Supplied information:
•••••

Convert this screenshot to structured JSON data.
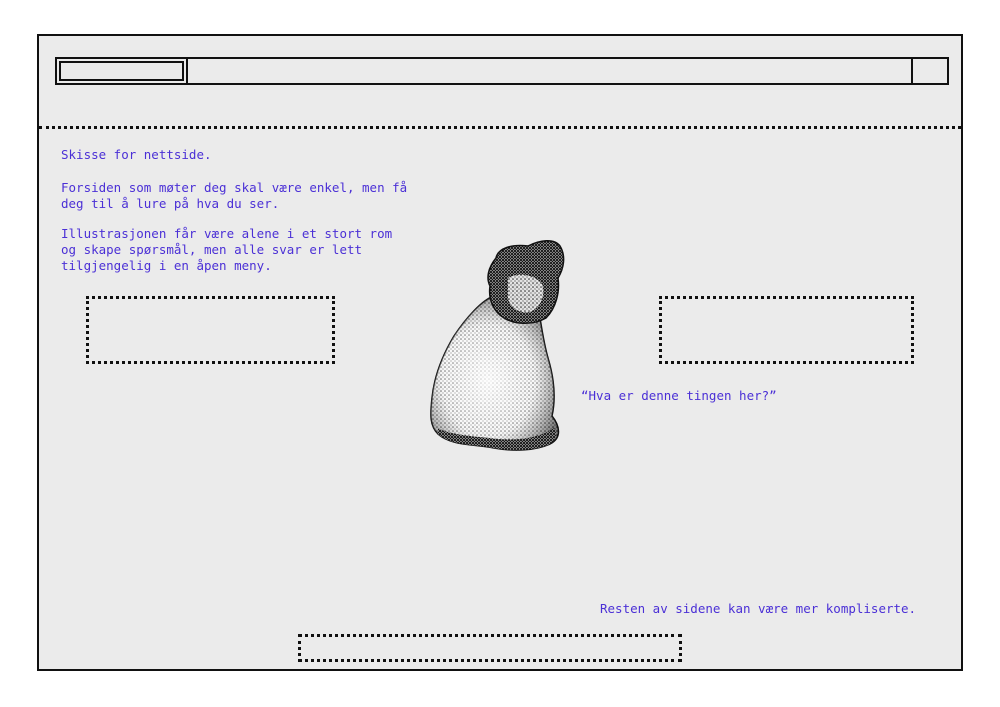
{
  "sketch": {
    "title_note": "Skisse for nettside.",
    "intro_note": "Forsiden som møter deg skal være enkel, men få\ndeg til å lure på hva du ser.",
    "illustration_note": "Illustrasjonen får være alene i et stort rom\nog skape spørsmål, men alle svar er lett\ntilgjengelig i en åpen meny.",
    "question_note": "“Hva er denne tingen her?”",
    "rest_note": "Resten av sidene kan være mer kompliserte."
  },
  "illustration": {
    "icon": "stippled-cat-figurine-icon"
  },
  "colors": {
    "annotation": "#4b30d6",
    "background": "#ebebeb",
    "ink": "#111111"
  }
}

•••••

Exercise description:
Print the complete listing exactly as it stands, without its pictures.

Solution to the problem:
Convert this screenshot to structured JSON data.
{
  "sketch": {
    "title_note": "Skisse for nettside.",
    "intro_note": "Forsiden som møter deg skal være enkel, men få\ndeg til å lure på hva du ser.",
    "illustration_note": "Illustrasjonen får være alene i et stort rom\nog skape spørsmål, men alle svar er lett\ntilgjengelig i en åpen meny.",
    "question_note": "“Hva er denne tingen her?”",
    "rest_note": "Resten av sidene kan være mer kompliserte."
  },
  "illustration": {
    "icon": "stippled-cat-figurine-icon"
  },
  "colors": {
    "annotation": "#4b30d6",
    "background": "#ebebeb",
    "ink": "#111111"
  }
}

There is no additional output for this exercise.